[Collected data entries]
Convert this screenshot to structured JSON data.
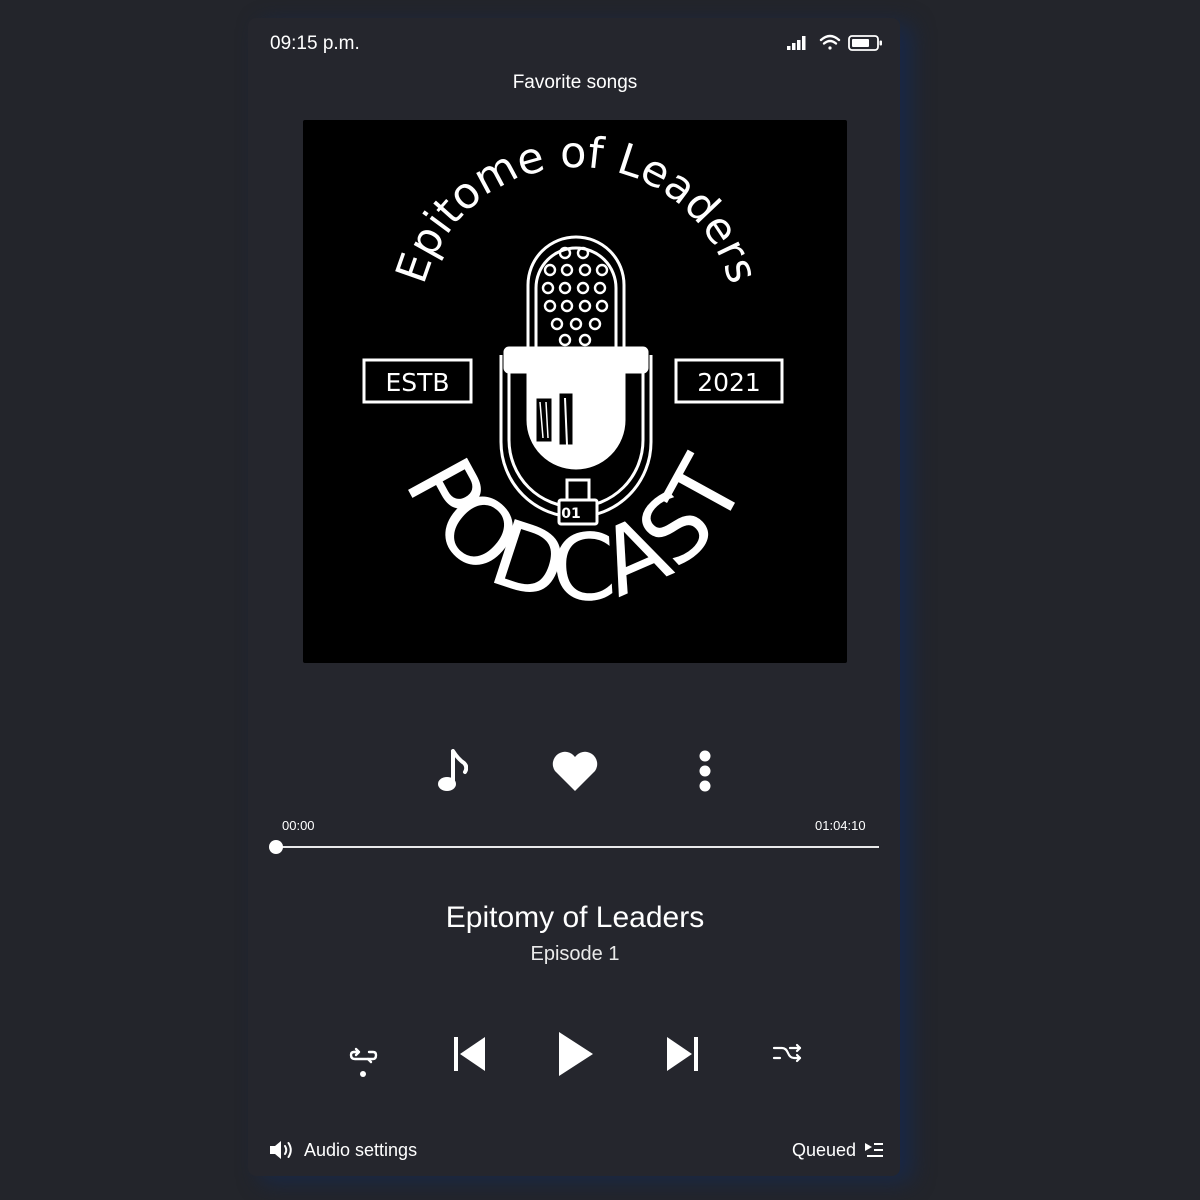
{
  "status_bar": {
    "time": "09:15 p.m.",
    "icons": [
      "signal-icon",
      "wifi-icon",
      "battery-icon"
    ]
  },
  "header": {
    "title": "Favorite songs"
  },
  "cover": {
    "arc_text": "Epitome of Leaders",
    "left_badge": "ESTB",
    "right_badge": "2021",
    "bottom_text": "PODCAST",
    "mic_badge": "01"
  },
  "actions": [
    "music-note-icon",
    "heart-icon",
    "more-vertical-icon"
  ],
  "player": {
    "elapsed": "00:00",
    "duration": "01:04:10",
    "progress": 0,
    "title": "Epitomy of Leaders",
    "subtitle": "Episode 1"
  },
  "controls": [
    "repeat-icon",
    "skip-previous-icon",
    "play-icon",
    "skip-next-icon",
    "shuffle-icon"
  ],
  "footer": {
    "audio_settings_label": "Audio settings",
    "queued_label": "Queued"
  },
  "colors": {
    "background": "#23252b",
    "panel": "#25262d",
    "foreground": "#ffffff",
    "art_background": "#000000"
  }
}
---
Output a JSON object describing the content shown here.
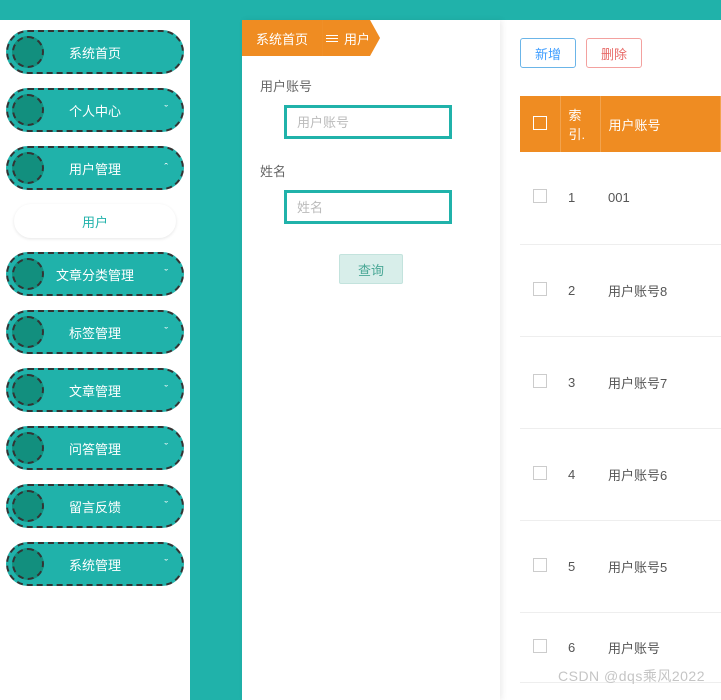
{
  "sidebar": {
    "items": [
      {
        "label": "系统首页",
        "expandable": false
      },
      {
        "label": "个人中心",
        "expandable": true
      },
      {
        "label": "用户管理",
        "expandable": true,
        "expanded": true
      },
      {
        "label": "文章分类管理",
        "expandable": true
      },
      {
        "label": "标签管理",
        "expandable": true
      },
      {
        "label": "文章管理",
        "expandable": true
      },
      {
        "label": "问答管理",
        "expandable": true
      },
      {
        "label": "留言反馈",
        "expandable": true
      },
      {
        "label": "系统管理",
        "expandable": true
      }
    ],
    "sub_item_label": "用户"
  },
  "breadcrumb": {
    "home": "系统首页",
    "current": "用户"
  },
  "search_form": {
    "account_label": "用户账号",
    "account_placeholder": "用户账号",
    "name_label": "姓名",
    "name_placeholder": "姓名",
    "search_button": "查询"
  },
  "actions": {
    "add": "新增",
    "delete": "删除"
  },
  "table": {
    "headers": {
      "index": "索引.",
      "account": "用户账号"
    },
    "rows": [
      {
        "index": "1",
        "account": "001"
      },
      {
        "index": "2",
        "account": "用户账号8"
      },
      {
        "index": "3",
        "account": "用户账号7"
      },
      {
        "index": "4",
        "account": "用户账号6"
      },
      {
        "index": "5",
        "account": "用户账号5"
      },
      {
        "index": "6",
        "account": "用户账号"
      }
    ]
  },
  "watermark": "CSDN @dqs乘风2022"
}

OBJECTIVE
Find how many lines in the records contain the string "JSON", then give the number alone.

CORRECT OUTPUT
2